======== THE RECORDS

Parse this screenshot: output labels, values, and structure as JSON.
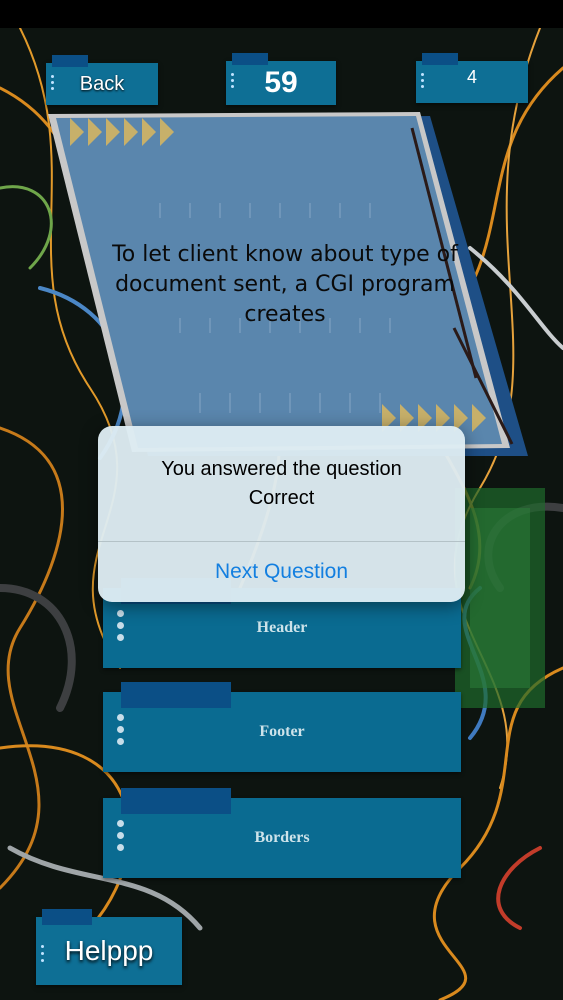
{
  "header": {
    "back_label": "Back",
    "score": "59",
    "count": "4"
  },
  "question": {
    "text": "To let client know about type of document sent, a CGI program creates"
  },
  "dialog": {
    "message": "You answered the question Correct",
    "button_label": "Next Question"
  },
  "answers": [
    {
      "label": "Header"
    },
    {
      "label": "Footer"
    },
    {
      "label": "Borders"
    }
  ],
  "help": {
    "label": "Helppp"
  },
  "colors": {
    "button_blue": "#0e6f95",
    "tag_blue": "#0b4f86",
    "card_blue": "#5a86ad",
    "arrow_gold": "#c7b06a",
    "link_blue": "#137fe0"
  }
}
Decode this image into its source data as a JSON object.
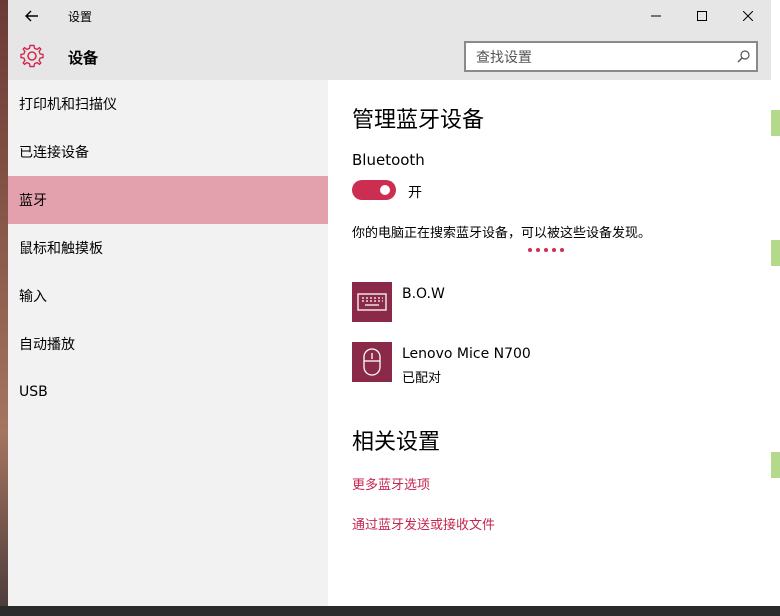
{
  "window": {
    "title": "设置",
    "back_icon": "arrow-left-icon",
    "controls": [
      "minimize-icon",
      "maximize-icon",
      "close-icon"
    ]
  },
  "header": {
    "title": "设备",
    "icon": "gear-icon",
    "search_placeholder": "查找设置",
    "accent": "#cc2e52"
  },
  "sidebar": {
    "items": [
      {
        "label": "打印机和扫描仪",
        "active": false
      },
      {
        "label": "已连接设备",
        "active": false
      },
      {
        "label": "蓝牙",
        "active": true
      },
      {
        "label": "鼠标和触摸板",
        "active": false
      },
      {
        "label": "输入",
        "active": false
      },
      {
        "label": "自动播放",
        "active": false
      },
      {
        "label": "USB",
        "active": false
      }
    ]
  },
  "main": {
    "title": "管理蓝牙设备",
    "bluetooth_label": "Bluetooth",
    "toggle_state": "开",
    "toggle_on": true,
    "searching_text": "你的电脑正在搜索蓝牙设备，可以被这些设备发现。",
    "devices": [
      {
        "name": "B.O.W",
        "status": "",
        "icon": "keyboard-icon"
      },
      {
        "name": "Lenovo Mice N700",
        "status": "已配对",
        "icon": "mouse-icon"
      }
    ],
    "related_title": "相关设置",
    "links": [
      "更多蓝牙选项",
      "通过蓝牙发送或接收文件"
    ]
  }
}
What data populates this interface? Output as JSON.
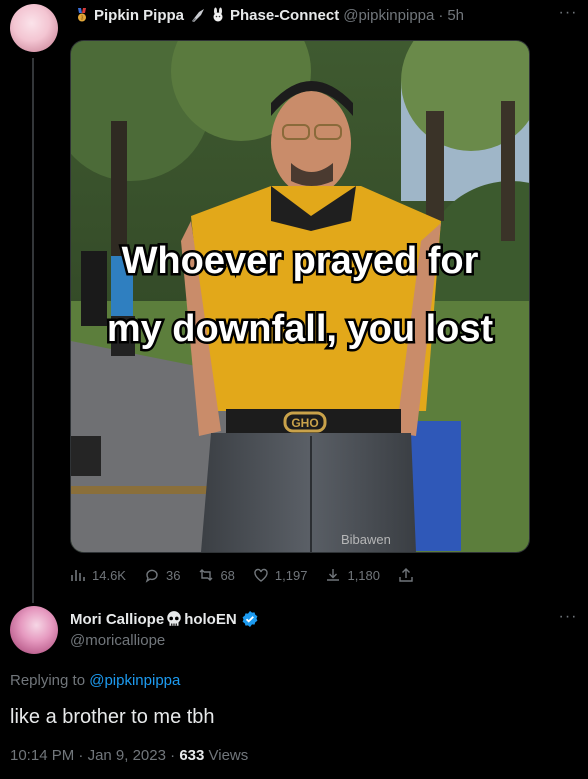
{
  "tweet": {
    "author_name": "Pipkin Pippa",
    "badges_icons": [
      "medal-icon",
      "knife-icon",
      "rabbit-icon"
    ],
    "affiliation": "Phase-Connect",
    "handle": "@pipkinpippa",
    "separator": "·",
    "time": "5h",
    "more_label": "···",
    "image": {
      "caption_line1": "Whoever prayed for",
      "caption_line2": "my downfall, you lost",
      "watermark": "Bibawen",
      "buckle_text": "GHO"
    },
    "stats": {
      "views": "14.6K",
      "replies": "36",
      "retweets": "68",
      "likes": "1,197",
      "bookmarks": "1,180"
    }
  },
  "reply": {
    "author_name": "Mori Calliope",
    "name_suffix": "holoEN",
    "handle": "@moricalliope",
    "more_label": "···",
    "replying_prefix": "Replying to ",
    "replying_to": "@pipkinpippa",
    "text": "like a brother to me tbh",
    "time": "10:14 PM",
    "date": "Jan 9, 2023",
    "separator": "·",
    "views_count": "633",
    "views_label": "Views"
  },
  "colors": {
    "background": "#000000",
    "text": "#e7e9ea",
    "muted": "#71767b",
    "link": "#1d9bf0",
    "verified": "#1d9bf0",
    "shirt": "#e2a81a"
  }
}
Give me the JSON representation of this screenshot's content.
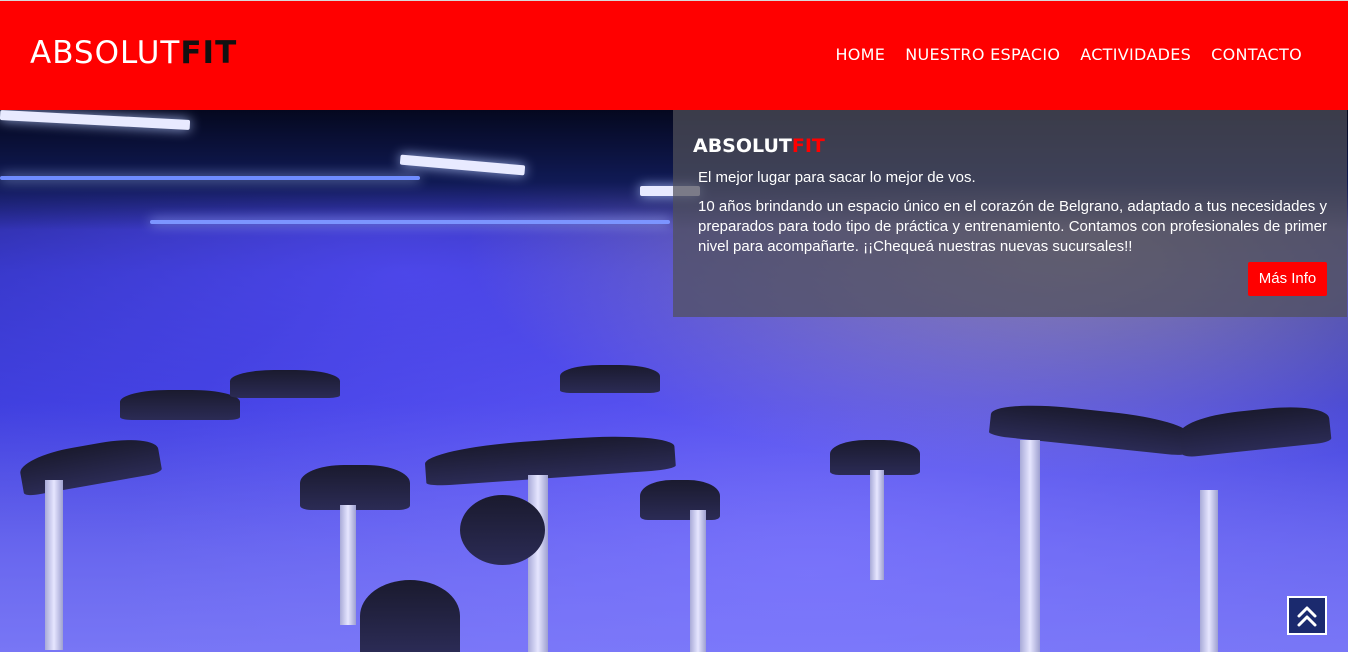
{
  "header": {
    "logo_part1": "ABSOLUT",
    "logo_part2": "FIT",
    "nav": [
      {
        "label": "HOME"
      },
      {
        "label": "NUESTRO ESPACIO"
      },
      {
        "label": "ACTIVIDADES"
      },
      {
        "label": "CONTACTO"
      }
    ]
  },
  "hero": {
    "info_logo_part1": "ABSOLUT",
    "info_logo_part2": "FIT",
    "tagline": "El mejor lugar para sacar lo mejor de vos.",
    "description": "10 años brindando un espacio único en el corazón de Belgrano, adaptado a tus necesidades y preparados para todo tipo de práctica y entrenamiento. Contamos con profesionales de primer nivel para acompañarte. ¡¡Chequeá nuestras nuevas sucursales!!",
    "button_label": "Más Info"
  },
  "colors": {
    "brand_red": "#ff0000",
    "logo_dark": "#111111"
  },
  "icons": {
    "scroll_top": "double-chevron-up-icon"
  }
}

================

§ TASK INSTRUCTIONS:
Nothing in the entries above should change when they are printed again, except that the pictures are dropped.

§ CORRECT ANSWER:
Parse this screenshot: output labels, values, and structure as JSON.
{
  "header": {
    "back_label": "Back",
    "score": "59",
    "count": "4"
  },
  "question": {
    "text": "To let client know about type of document sent, a CGI program creates"
  },
  "dialog": {
    "message": "You answered the question Correct",
    "button_label": "Next Question"
  },
  "answers": [
    {
      "label": "Header"
    },
    {
      "label": "Footer"
    },
    {
      "label": "Borders"
    }
  ],
  "help": {
    "label": "Helppp"
  },
  "colors": {
    "button_blue": "#0e6f95",
    "tag_blue": "#0b4f86",
    "card_blue": "#5a86ad",
    "arrow_gold": "#c7b06a",
    "link_blue": "#137fe0"
  }
}
Decode this image into its source data as a JSON object.
{
  "window": {
    "title": "设置",
    "back_icon": "arrow-left-icon",
    "controls": [
      "minimize-icon",
      "maximize-icon",
      "close-icon"
    ]
  },
  "header": {
    "title": "设备",
    "icon": "gear-icon",
    "search_placeholder": "查找设置",
    "accent": "#cc2e52"
  },
  "sidebar": {
    "items": [
      {
        "label": "打印机和扫描仪",
        "active": false
      },
      {
        "label": "已连接设备",
        "active": false
      },
      {
        "label": "蓝牙",
        "active": true
      },
      {
        "label": "鼠标和触摸板",
        "active": false
      },
      {
        "label": "输入",
        "active": false
      },
      {
        "label": "自动播放",
        "active": false
      },
      {
        "label": "USB",
        "active": false
      }
    ]
  },
  "main": {
    "title": "管理蓝牙设备",
    "bluetooth_label": "Bluetooth",
    "toggle_state": "开",
    "toggle_on": true,
    "searching_text": "你的电脑正在搜索蓝牙设备，可以被这些设备发现。",
    "devices": [
      {
        "name": "B.O.W",
        "status": "",
        "icon": "keyboard-icon"
      },
      {
        "name": "Lenovo Mice N700",
        "status": "已配对",
        "icon": "mouse-icon"
      }
    ],
    "related_title": "相关设置",
    "links": [
      "更多蓝牙选项",
      "通过蓝牙发送或接收文件"
    ]
  }
}
What data populates this interface? Output as JSON.
{
  "tweet": {
    "author_name": "Pipkin Pippa",
    "badges_icons": [
      "medal-icon",
      "knife-icon",
      "rabbit-icon"
    ],
    "affiliation": "Phase-Connect",
    "handle": "@pipkinpippa",
    "separator": "·",
    "time": "5h",
    "more_label": "···",
    "image": {
      "caption_line1": "Whoever prayed for",
      "caption_line2": "my downfall, you lost",
      "watermark": "Bibawen",
      "buckle_text": "GHO"
    },
    "stats": {
      "views": "14.6K",
      "replies": "36",
      "retweets": "68",
      "likes": "1,197",
      "bookmarks": "1,180"
    }
  },
  "reply": {
    "author_name": "Mori Calliope",
    "name_suffix": "holoEN",
    "handle": "@moricalliope",
    "more_label": "···",
    "replying_prefix": "Replying to ",
    "replying_to": "@pipkinpippa",
    "text": "like a brother to me tbh",
    "time": "10:14 PM",
    "date": "Jan 9, 2023",
    "separator": "·",
    "views_count": "633",
    "views_label": "Views"
  },
  "colors": {
    "background": "#000000",
    "text": "#e7e9ea",
    "muted": "#71767b",
    "link": "#1d9bf0",
    "verified": "#1d9bf0",
    "shirt": "#e2a81a"
  }
}
Give me the JSON representation of this screenshot's content.
{
  "header": {
    "logo_part1": "ABSOLUT",
    "logo_part2": "FIT",
    "nav": [
      {
        "label": "HOME"
      },
      {
        "label": "NUESTRO ESPACIO"
      },
      {
        "label": "ACTIVIDADES"
      },
      {
        "label": "CONTACTO"
      }
    ]
  },
  "hero": {
    "info_logo_part1": "ABSOLUT",
    "info_logo_part2": "FIT",
    "tagline": "El mejor lugar para sacar lo mejor de vos.",
    "description": "10 años brindando un espacio único en el corazón de Belgrano, adaptado a tus necesidades y preparados para todo tipo de práctica y entrenamiento. Contamos con profesionales de primer nivel para acompañarte. ¡¡Chequeá nuestras nuevas sucursales!!",
    "button_label": "Más Info"
  },
  "colors": {
    "brand_red": "#ff0000",
    "logo_dark": "#111111"
  },
  "icons": {
    "scroll_top": "double-chevron-up-icon"
  }
}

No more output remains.